Segment Start: EXTRACTED INFORMATION

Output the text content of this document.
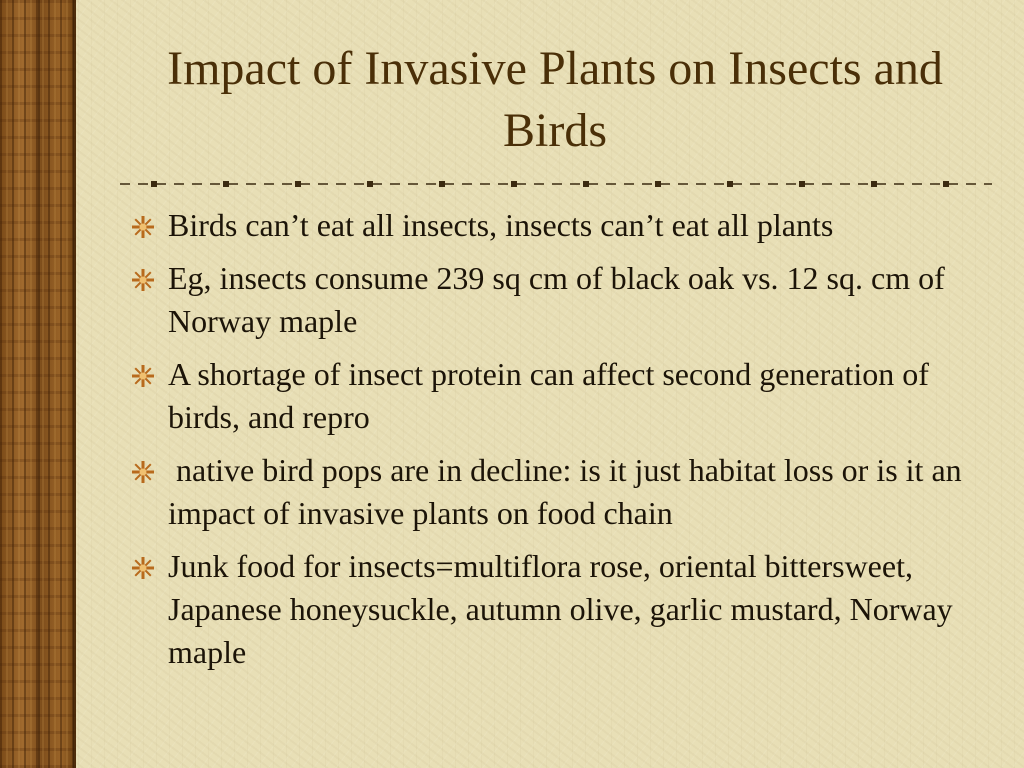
Impact of Invasive Plants on Insects and Birds
Birds can’t eat all insects, insects can’t eat all plants
Eg, insects consume 239 sq cm of black oak vs. 12 sq. cm of Norway maple
A shortage of insect protein can affect second generation of birds, and repro
native bird pops are in decline: is it just habitat loss or is it an impact of invasive plants on food chain
Junk food for insects=multiflora rose, oriental bittersweet, Japanese honeysuckle, autumn olive, garlic mustard, Norway maple
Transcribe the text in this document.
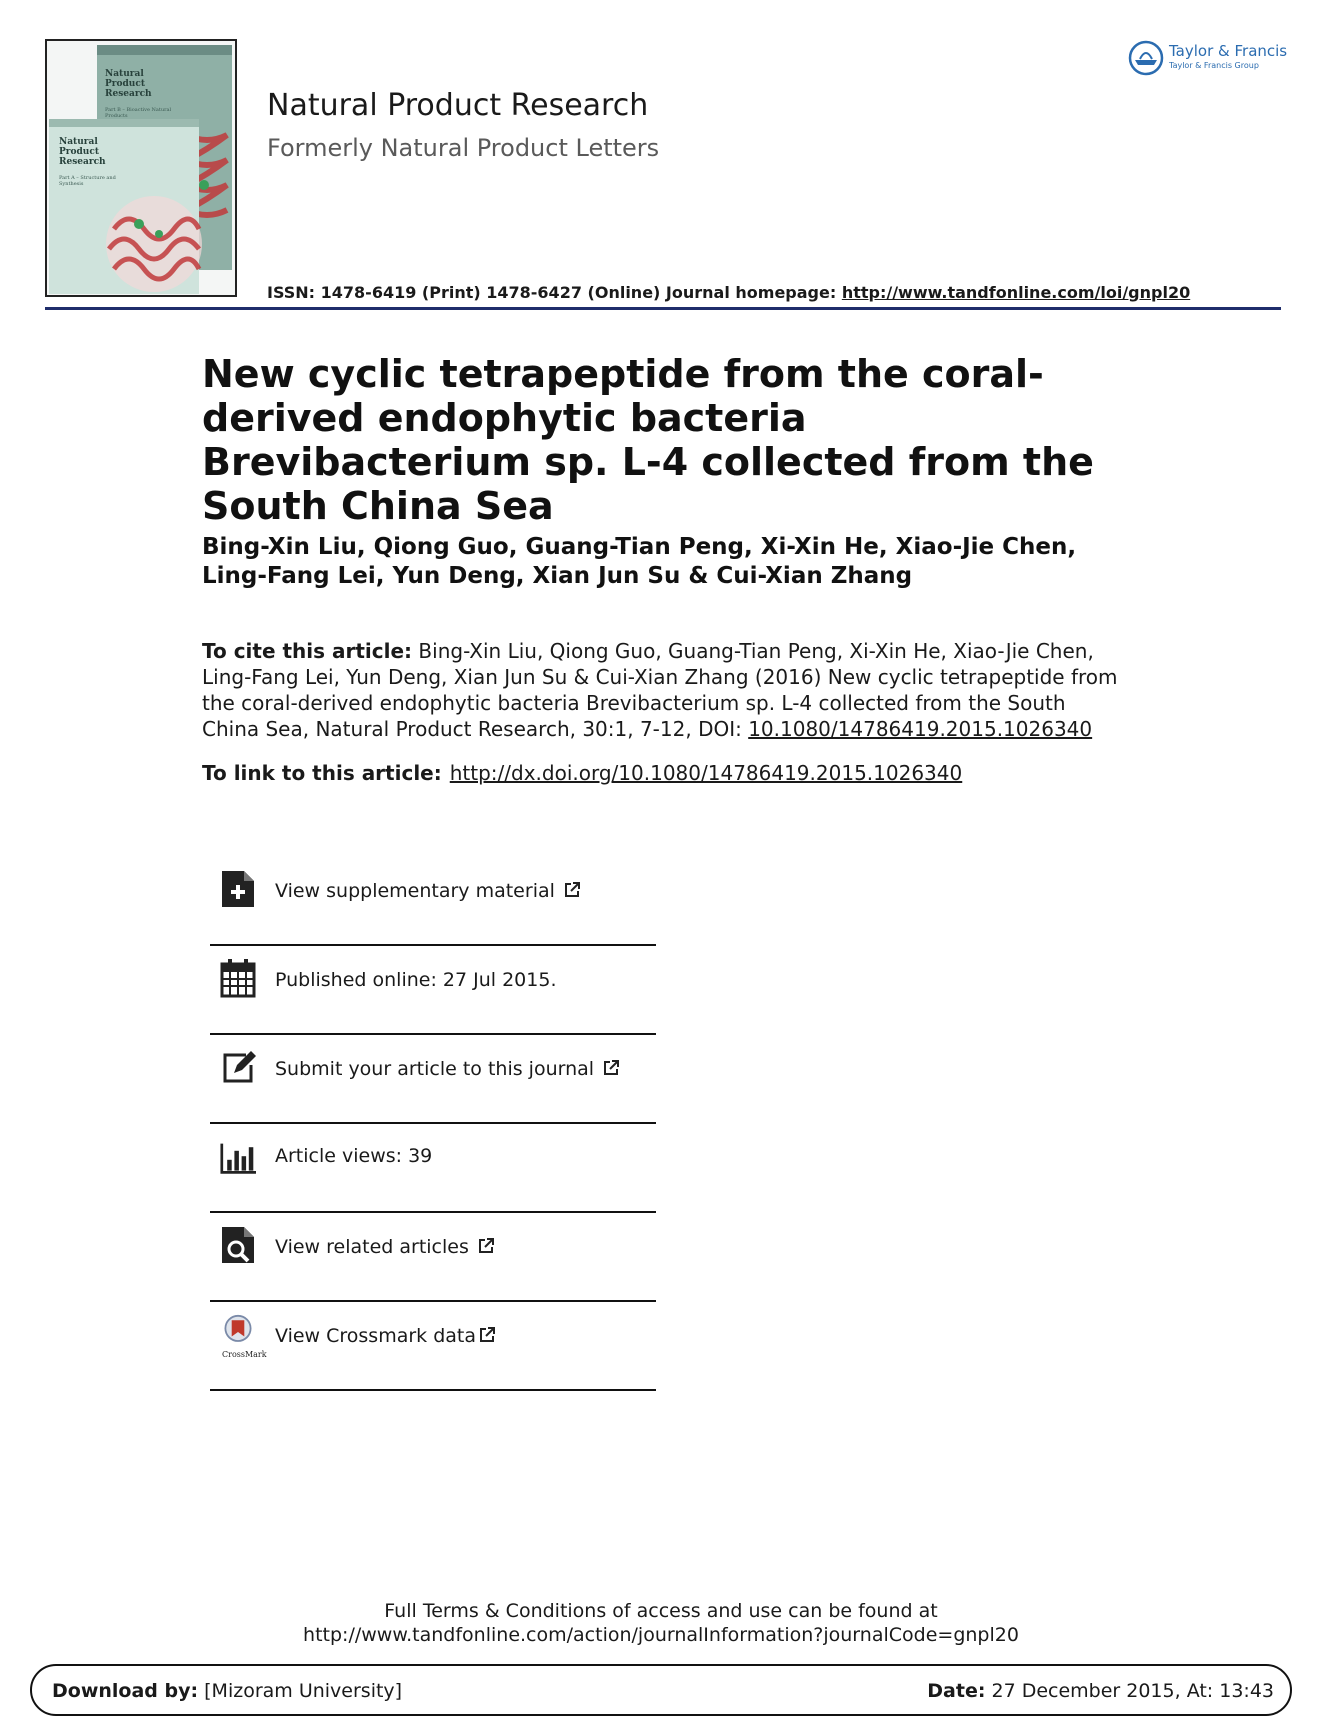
Natural Product Research
Part B – Bioactive Natural Products
Natural Product Research
Part A – Structure and Synthesis
Natural Product Research
Formerly Natural Product Letters
ISSN: 1478-6419 (Print) 1478-6427 (Online) Journal homepage: http://www.tandfonline.com/loi/gnpl20
Taylor & Francis
Taylor & Francis Group
New cyclic tetrapeptide from the coral-derived endophytic bacteria Brevibacterium sp. L-4 collected from the South China Sea
Bing-Xin Liu, Qiong Guo, Guang-Tian Peng, Xi-Xin He, Xiao-Jie Chen, Ling-Fang Lei, Yun Deng, Xian Jun Su & Cui-Xian Zhang
To cite this article: Bing-Xin Liu, Qiong Guo, Guang-Tian Peng, Xi-Xin He, Xiao-Jie Chen, Ling-Fang Lei, Yun Deng, Xian Jun Su & Cui-Xian Zhang (2016) New cyclic tetrapeptide from the coral-derived endophytic bacteria Brevibacterium sp. L-4 collected from the South China Sea, Natural Product Research, 30:1, 7-12, DOI: 10.1080/14786419.2015.1026340
To link to this article: http://dx.doi.org/10.1080/14786419.2015.1026340
View supplementary material
Published online: 27 Jul 2015.
Submit your article to this journal
Article views: 39
View related articles
CrossMark
View Crossmark data
Full Terms & Conditions of access and use can be found at
http://www.tandfonline.com/action/journalInformation?journalCode=gnpl20
Download by: [Mizoram University]	Date: 27 December 2015, At: 13:43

Segment End: EXTRACTED INFORMATION

**WHAT THE TASK REQUIRES:**
Filter the records above and return every line that holds the word "Fang".

**ANSWER SECTION:**
Bing-Xin Liu, Qiong Guo, Guang-Tian Peng, Xi-Xin He, Xiao-Jie Chen, Ling-Fang Lei, Yun Deng, Xian Jun Su & Cui-Xian Zhang
To cite this article: Bing-Xin Liu, Qiong Guo, Guang-Tian Peng, Xi-Xin He, Xiao-Jie Chen, Ling-Fang Lei, Yun Deng, Xian Jun Su & Cui-Xian Zhang (2016) New cyclic tetrapeptide from the coral-derived endophytic bacteria Brevibacterium sp. L-4 collected from the South China Sea, Natural Product Research, 30:1, 7-12, DOI: 10.1080/14786419.2015.1026340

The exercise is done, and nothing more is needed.